- [What to produce] The listing below should be written out exactly; please include all of it.

- [Provided records]
* * *

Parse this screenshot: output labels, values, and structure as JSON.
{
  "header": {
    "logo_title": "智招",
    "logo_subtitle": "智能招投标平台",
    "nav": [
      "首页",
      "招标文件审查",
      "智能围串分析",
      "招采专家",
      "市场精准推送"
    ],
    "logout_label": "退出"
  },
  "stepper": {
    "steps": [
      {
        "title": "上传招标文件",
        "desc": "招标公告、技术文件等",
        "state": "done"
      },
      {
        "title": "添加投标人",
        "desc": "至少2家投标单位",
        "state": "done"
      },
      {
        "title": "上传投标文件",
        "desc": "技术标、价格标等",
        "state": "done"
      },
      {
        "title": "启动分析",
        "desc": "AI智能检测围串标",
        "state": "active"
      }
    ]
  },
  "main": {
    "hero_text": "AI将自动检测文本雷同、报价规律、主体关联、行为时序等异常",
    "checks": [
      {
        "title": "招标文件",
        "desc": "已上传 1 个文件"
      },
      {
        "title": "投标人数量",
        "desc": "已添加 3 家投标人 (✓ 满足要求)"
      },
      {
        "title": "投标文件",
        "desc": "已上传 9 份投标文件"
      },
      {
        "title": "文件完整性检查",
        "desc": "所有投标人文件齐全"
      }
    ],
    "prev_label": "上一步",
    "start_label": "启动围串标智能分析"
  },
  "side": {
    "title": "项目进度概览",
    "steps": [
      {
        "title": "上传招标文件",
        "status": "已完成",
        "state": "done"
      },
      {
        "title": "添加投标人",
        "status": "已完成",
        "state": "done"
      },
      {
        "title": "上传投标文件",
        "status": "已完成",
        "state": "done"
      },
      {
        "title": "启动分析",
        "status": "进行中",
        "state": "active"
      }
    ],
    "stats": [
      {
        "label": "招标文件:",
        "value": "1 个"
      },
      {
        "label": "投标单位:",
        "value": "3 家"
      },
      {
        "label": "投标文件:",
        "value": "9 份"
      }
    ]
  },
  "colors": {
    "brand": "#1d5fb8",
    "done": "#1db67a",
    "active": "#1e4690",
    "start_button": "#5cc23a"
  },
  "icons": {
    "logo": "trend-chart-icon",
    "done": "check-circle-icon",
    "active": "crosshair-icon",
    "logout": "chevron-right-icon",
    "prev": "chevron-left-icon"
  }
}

* * *

- [Result]
Parse this screenshot: output labels, values, and structure as JSON.
{
  "header": {
    "logo_title": "智招",
    "logo_subtitle": "智能招投标平台",
    "nav": [
      "首页",
      "招标文件审查",
      "智能围串分析",
      "招采专家",
      "市场精准推送"
    ],
    "logout_label": "退出"
  },
  "stepper": {
    "steps": [
      {
        "title": "上传招标文件",
        "desc": "招标公告、技术文件等",
        "state": "done"
      },
      {
        "title": "添加投标人",
        "desc": "至少2家投标单位",
        "state": "done"
      },
      {
        "title": "上传投标文件",
        "desc": "技术标、价格标等",
        "state": "done"
      },
      {
        "title": "启动分析",
        "desc": "AI智能检测围串标",
        "state": "active"
      }
    ]
  },
  "main": {
    "hero_text": "AI将自动检测文本雷同、报价规律、主体关联、行为时序等异常",
    "checks": [
      {
        "title": "招标文件",
        "desc": "已上传 1 个文件"
      },
      {
        "title": "投标人数量",
        "desc": "已添加 3 家投标人 (✓ 满足要求)"
      },
      {
        "title": "投标文件",
        "desc": "已上传 9 份投标文件"
      },
      {
        "title": "文件完整性检查",
        "desc": "所有投标人文件齐全"
      }
    ],
    "prev_label": "上一步",
    "start_label": "启动围串标智能分析"
  },
  "side": {
    "title": "项目进度概览",
    "steps": [
      {
        "title": "上传招标文件",
        "status": "已完成",
        "state": "done"
      },
      {
        "title": "添加投标人",
        "status": "已完成",
        "state": "done"
      },
      {
        "title": "上传投标文件",
        "status": "已完成",
        "state": "done"
      },
      {
        "title": "启动分析",
        "status": "进行中",
        "state": "active"
      }
    ],
    "stats": [
      {
        "label": "招标文件:",
        "value": "1 个"
      },
      {
        "label": "投标单位:",
        "value": "3 家"
      },
      {
        "label": "投标文件:",
        "value": "9 份"
      }
    ]
  },
  "colors": {
    "brand": "#1d5fb8",
    "done": "#1db67a",
    "active": "#1e4690",
    "start_button": "#5cc23a"
  },
  "icons": {
    "logo": "trend-chart-icon",
    "done": "check-circle-icon",
    "active": "crosshair-icon",
    "logout": "chevron-right-icon",
    "prev": "chevron-left-icon"
  }
}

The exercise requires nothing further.